Rows from a dataset:
•••
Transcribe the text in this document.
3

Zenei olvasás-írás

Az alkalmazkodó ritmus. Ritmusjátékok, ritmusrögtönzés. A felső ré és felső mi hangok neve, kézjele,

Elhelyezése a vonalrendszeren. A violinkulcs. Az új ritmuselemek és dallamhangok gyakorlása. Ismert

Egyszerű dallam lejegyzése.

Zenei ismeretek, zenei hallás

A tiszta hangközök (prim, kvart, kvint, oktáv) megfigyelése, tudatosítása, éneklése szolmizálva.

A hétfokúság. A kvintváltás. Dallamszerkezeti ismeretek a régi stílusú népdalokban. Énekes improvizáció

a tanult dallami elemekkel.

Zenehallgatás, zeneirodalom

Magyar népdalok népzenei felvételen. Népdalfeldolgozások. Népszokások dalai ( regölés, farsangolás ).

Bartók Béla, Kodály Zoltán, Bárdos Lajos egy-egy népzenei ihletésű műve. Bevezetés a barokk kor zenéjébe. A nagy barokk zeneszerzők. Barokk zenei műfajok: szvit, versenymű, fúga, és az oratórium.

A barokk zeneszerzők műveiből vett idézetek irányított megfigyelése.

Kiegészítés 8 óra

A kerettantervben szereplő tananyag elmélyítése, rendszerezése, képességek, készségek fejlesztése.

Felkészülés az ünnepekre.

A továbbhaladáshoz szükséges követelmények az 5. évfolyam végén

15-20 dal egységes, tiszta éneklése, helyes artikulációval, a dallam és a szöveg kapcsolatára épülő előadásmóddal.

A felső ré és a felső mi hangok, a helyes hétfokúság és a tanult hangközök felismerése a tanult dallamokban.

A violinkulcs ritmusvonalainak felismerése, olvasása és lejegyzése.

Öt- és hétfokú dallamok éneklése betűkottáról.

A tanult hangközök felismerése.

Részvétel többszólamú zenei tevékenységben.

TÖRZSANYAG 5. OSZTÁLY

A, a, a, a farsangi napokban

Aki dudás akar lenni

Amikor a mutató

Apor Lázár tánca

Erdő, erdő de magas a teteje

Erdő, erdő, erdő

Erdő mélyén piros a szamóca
•••
= The exercise =
All lines holding the word "Erdő" should be picked out and copied.

= Written reply =
Erdő, erdő de magas a teteje
Erdő, erdő, erdő
Erdő mélyén piros a szamóca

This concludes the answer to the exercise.